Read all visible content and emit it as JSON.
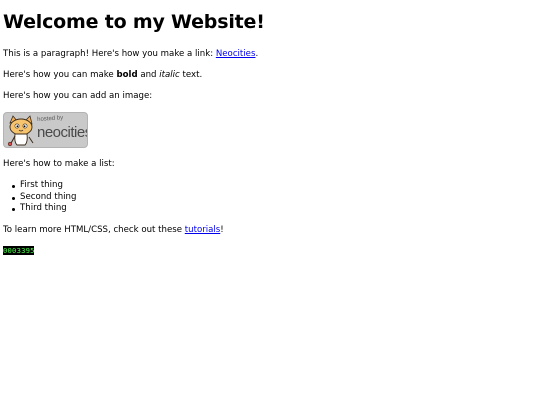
{
  "page": {
    "title": "Welcome to my Website!",
    "para_link": {
      "before": "This is a paragraph! Here's how you make a link: ",
      "link_text": "Neocities",
      "after": "."
    },
    "para_format": {
      "before": "Here's how you can make ",
      "bold": "bold",
      "middle": " and ",
      "italic": "italic",
      "after": " text."
    },
    "para_image": "Here's how you can add an image:",
    "badge": {
      "hosted_text": "hosted by",
      "brand_text": "neocities",
      "icon": "neocities-cat-icon"
    },
    "para_list": "Here's how to make a list:",
    "list_items": [
      "First thing",
      "Second thing",
      "Third thing"
    ],
    "para_learn": {
      "before": "To learn more HTML/CSS, check out these ",
      "link_text": "tutorials",
      "after": "!"
    },
    "hit_counter": "0003395"
  },
  "colors": {
    "link": "#0000ee",
    "counter_bg": "#000000",
    "counter_fg": "#4aff4a",
    "badge_bg": "#c9c9c9"
  }
}
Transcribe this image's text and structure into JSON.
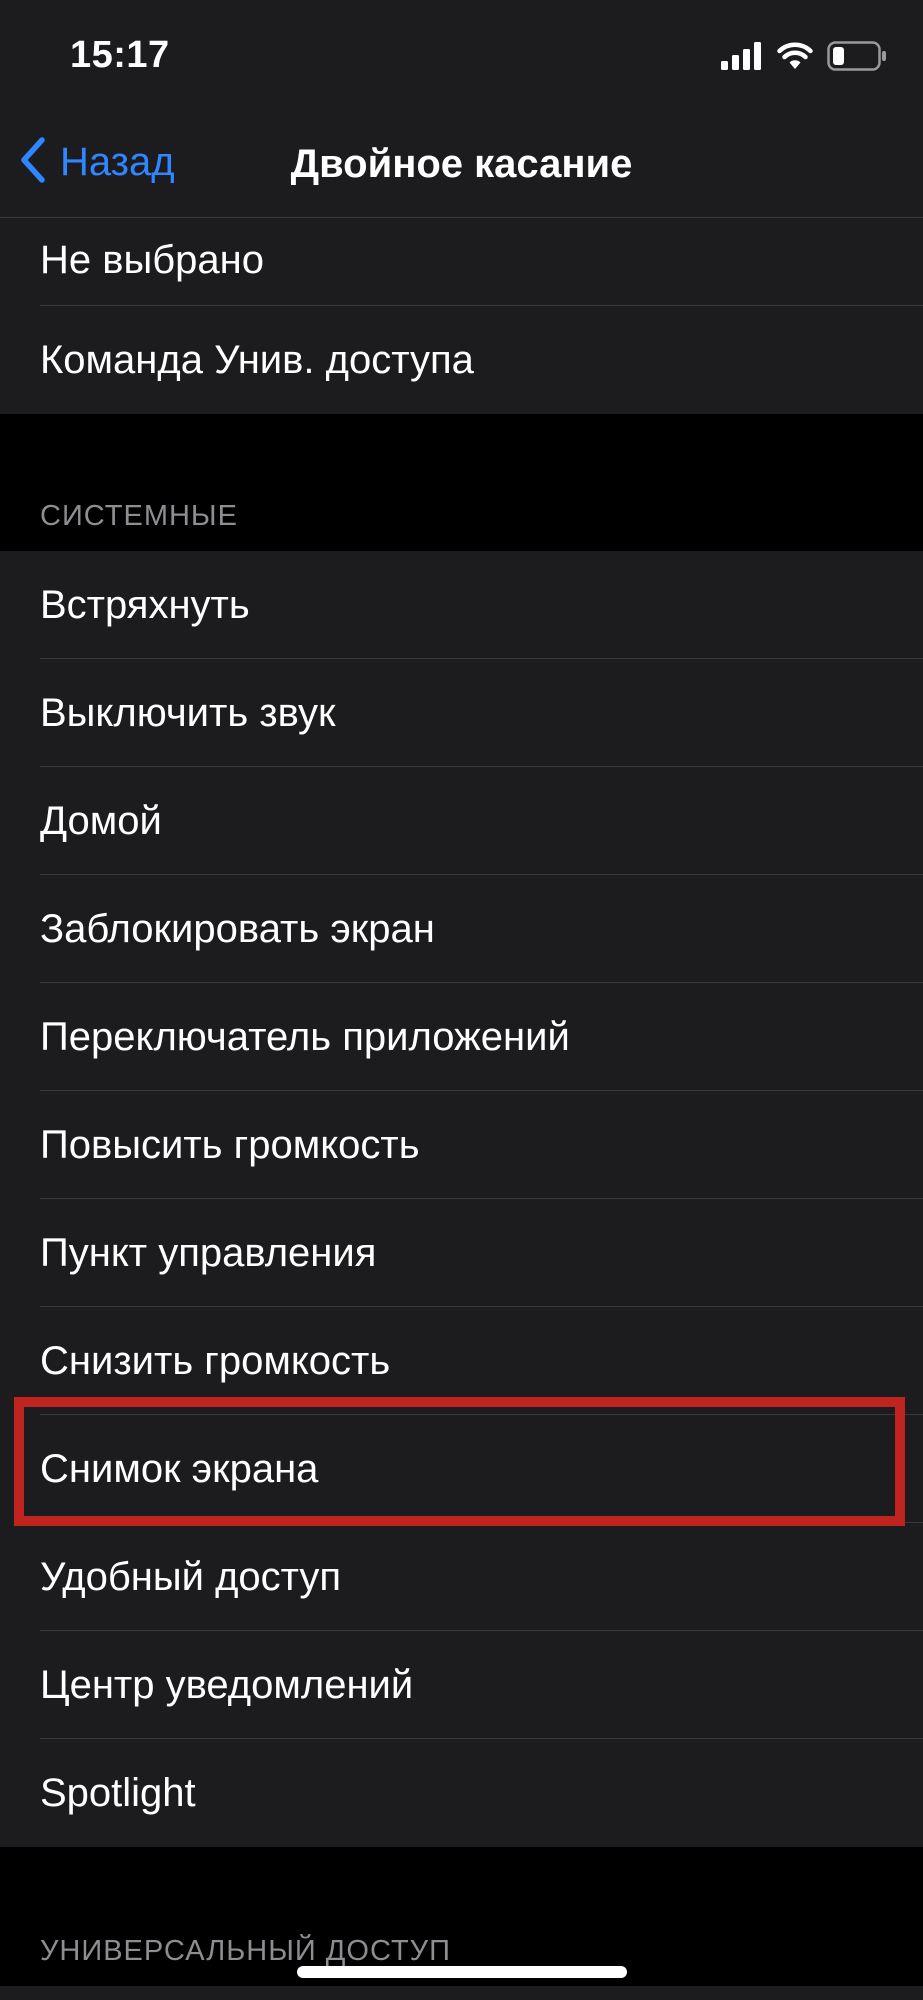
{
  "status_bar": {
    "time": "15:17",
    "icons": [
      "cellular-signal-icon",
      "wifi-icon",
      "battery-icon"
    ],
    "battery_level": 0.25
  },
  "nav": {
    "back_label": "Назад",
    "title": "Двойное касание",
    "accent_color": "#2f86ff"
  },
  "top_group": {
    "items": [
      {
        "label": "Не выбрано"
      },
      {
        "label": "Команда Унив. доступа"
      }
    ]
  },
  "system_section": {
    "header": "СИСТЕМНЫЕ",
    "items": [
      {
        "label": "Встряхнуть"
      },
      {
        "label": "Выключить звук"
      },
      {
        "label": "Домой"
      },
      {
        "label": "Заблокировать экран"
      },
      {
        "label": "Переключатель приложений"
      },
      {
        "label": "Повысить громкость"
      },
      {
        "label": "Пункт управления"
      },
      {
        "label": "Снизить громкость"
      },
      {
        "label": "Снимок экрана"
      },
      {
        "label": "Удобный доступ"
      },
      {
        "label": "Центр уведомлений"
      },
      {
        "label": "Spotlight"
      }
    ],
    "highlighted_item": "Снимок экрана",
    "highlight_color": "#c0241f"
  },
  "accessibility_section": {
    "header": "УНИВЕРСАЛЬНЫЙ ДОСТУП"
  }
}
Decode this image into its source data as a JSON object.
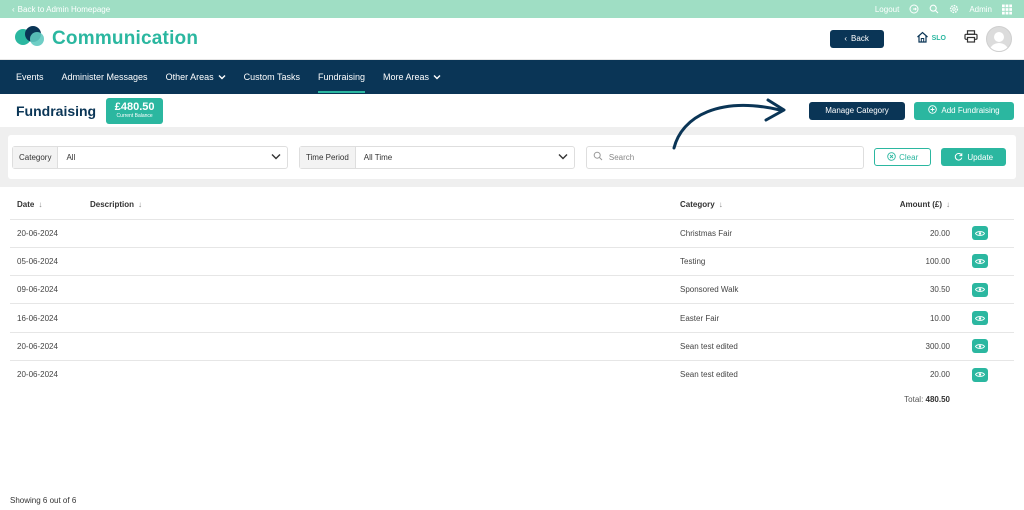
{
  "topbar": {
    "back_link": "Back to Admin Homepage",
    "logout": "Logout",
    "admin": "Admin"
  },
  "header": {
    "brand": "Communication",
    "back_button": "Back",
    "slo": "SLO"
  },
  "nav": {
    "items": [
      {
        "label": "Events"
      },
      {
        "label": "Administer Messages"
      },
      {
        "label": "Other Areas"
      },
      {
        "label": "Custom Tasks"
      },
      {
        "label": "Fundraising"
      },
      {
        "label": "More Areas"
      }
    ]
  },
  "page": {
    "title": "Fundraising",
    "balance_amount": "£480.50",
    "balance_label": "Current Balance",
    "manage_button": "Manage Category",
    "add_button": "Add Fundraising"
  },
  "filters": {
    "category_label": "Category",
    "category_value": "All",
    "period_label": "Time Period",
    "period_value": "All Time",
    "search_placeholder": "Search",
    "clear_button": "Clear",
    "update_button": "Update"
  },
  "table": {
    "headers": [
      "Date",
      "Description",
      "Category",
      "Amount (£)"
    ],
    "rows": [
      {
        "date": "20-06-2024",
        "description": "",
        "category": "Christmas Fair",
        "amount": "20.00"
      },
      {
        "date": "05-06-2024",
        "description": "",
        "category": "Testing",
        "amount": "100.00"
      },
      {
        "date": "09-06-2024",
        "description": "",
        "category": "Sponsored Walk",
        "amount": "30.50"
      },
      {
        "date": "16-06-2024",
        "description": "",
        "category": "Easter Fair",
        "amount": "10.00"
      },
      {
        "date": "20-06-2024",
        "description": "",
        "category": "Sean test edited",
        "amount": "300.00"
      },
      {
        "date": "20-06-2024",
        "description": "",
        "category": "Sean test edited",
        "amount": "20.00"
      }
    ],
    "total_label": "Total:",
    "total_value": "480.50"
  },
  "footer": {
    "showing": "Showing 6 out of 6"
  },
  "colors": {
    "navy": "#0a3556",
    "teal": "#2bb7a0",
    "topbar": "#9fdec4"
  }
}
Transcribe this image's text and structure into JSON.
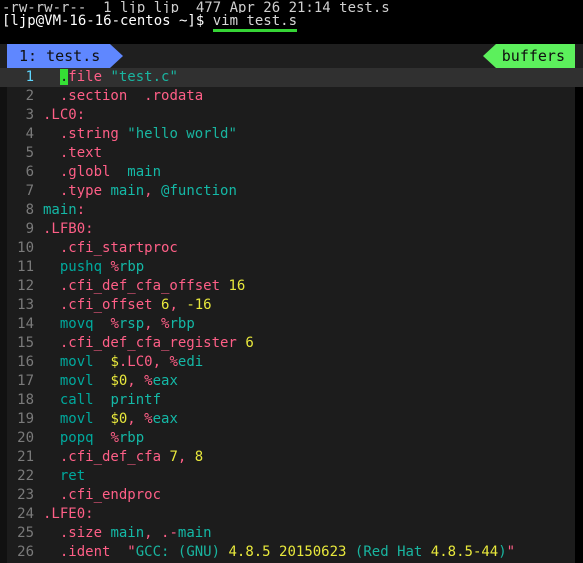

+++

Retype each record exactly as it stands, but do not include the pictures.

Result of this exercise:
Read all visible content and emit it as JSON.
{
  "page": {
    "title": "Welcome to my Website!",
    "para_link": {
      "before": "This is a paragraph! Here's how you make a link: ",
      "link_text": "Neocities",
      "after": "."
    },
    "para_format": {
      "before": "Here's how you can make ",
      "bold": "bold",
      "middle": " and ",
      "italic": "italic",
      "after": " text."
    },
    "para_image": "Here's how you can add an image:",
    "badge": {
      "hosted_text": "hosted by",
      "brand_text": "neocities",
      "icon": "neocities-cat-icon"
    },
    "para_list": "Here's how to make a list:",
    "list_items": [
      "First thing",
      "Second thing",
      "Third thing"
    ],
    "para_learn": {
      "before": "To learn more HTML/CSS, check out these ",
      "link_text": "tutorials",
      "after": "!"
    },
    "hit_counter": "0003395"
  },
  "colors": {
    "link": "#0000ee",
    "counter_bg": "#000000",
    "counter_fg": "#4aff4a",
    "badge_bg": "#c9c9c9"
  }
}
Transcribe this image's text and structure into JSON.
{
  "status_bar": {
    "time": "15:17",
    "icons": [
      "cellular-signal-icon",
      "wifi-icon",
      "battery-icon"
    ],
    "battery_level": 0.25
  },
  "nav": {
    "back_label": "Назад",
    "title": "Двойное касание",
    "accent_color": "#2f86ff"
  },
  "top_group": {
    "items": [
      {
        "label": "Не выбрано"
      },
      {
        "label": "Команда Унив. доступа"
      }
    ]
  },
  "system_section": {
    "header": "СИСТЕМНЫЕ",
    "items": [
      {
        "label": "Встряхнуть"
      },
      {
        "label": "Выключить звук"
      },
      {
        "label": "Домой"
      },
      {
        "label": "Заблокировать экран"
      },
      {
        "label": "Переключатель приложений"
      },
      {
        "label": "Повысить громкость"
      },
      {
        "label": "Пункт управления"
      },
      {
        "label": "Снизить громкость"
      },
      {
        "label": "Снимок экрана"
      },
      {
        "label": "Удобный доступ"
      },
      {
        "label": "Центр уведомлений"
      },
      {
        "label": "Spotlight"
      }
    ],
    "highlighted_item": "Снимок экрана",
    "highlight_color": "#c0241f"
  },
  "accessibility_section": {
    "header": "УНИВЕРСАЛЬНЫЙ ДОСТУП"
  }
}
Decode this image into its source data as a JSON object.
{
  "topbar": {
    "back_link": "Back to Admin Homepage",
    "logout": "Logout",
    "admin": "Admin"
  },
  "header": {
    "brand": "Communication",
    "back_button": "Back",
    "slo": "SLO"
  },
  "nav": {
    "items": [
      {
        "label": "Events"
      },
      {
        "label": "Administer Messages"
      },
      {
        "label": "Other Areas"
      },
      {
        "label": "Custom Tasks"
      },
      {
        "label": "Fundraising"
      },
      {
        "label": "More Areas"
      }
    ]
  },
  "page": {
    "title": "Fundraising",
    "balance_amount": "£480.50",
    "balance_label": "Current Balance",
    "manage_button": "Manage Category",
    "add_button": "Add Fundraising"
  },
  "filters": {
    "category_label": "Category",
    "category_value": "All",
    "period_label": "Time Period",
    "period_value": "All Time",
    "search_placeholder": "Search",
    "clear_button": "Clear",
    "update_button": "Update"
  },
  "table": {
    "headers": [
      "Date",
      "Description",
      "Category",
      "Amount (£)"
    ],
    "rows": [
      {
        "date": "20-06-2024",
        "description": "",
        "category": "Christmas Fair",
        "amount": "20.00"
      },
      {
        "date": "05-06-2024",
        "description": "",
        "category": "Testing",
        "amount": "100.00"
      },
      {
        "date": "09-06-2024",
        "description": "",
        "category": "Sponsored Walk",
        "amount": "30.50"
      },
      {
        "date": "16-06-2024",
        "description": "",
        "category": "Easter Fair",
        "amount": "10.00"
      },
      {
        "date": "20-06-2024",
        "description": "",
        "category": "Sean test edited",
        "amount": "300.00"
      },
      {
        "date": "20-06-2024",
        "description": "",
        "category": "Sean test edited",
        "amount": "20.00"
      }
    ],
    "total_label": "Total:",
    "total_value": "480.50"
  },
  "footer": {
    "showing": "Showing 6 out of 6"
  },
  "colors": {
    "navy": "#0a3556",
    "teal": "#2bb7a0",
    "topbar": "#9fdec4"
  }
}
Transcribe this image's text and structure into JSON.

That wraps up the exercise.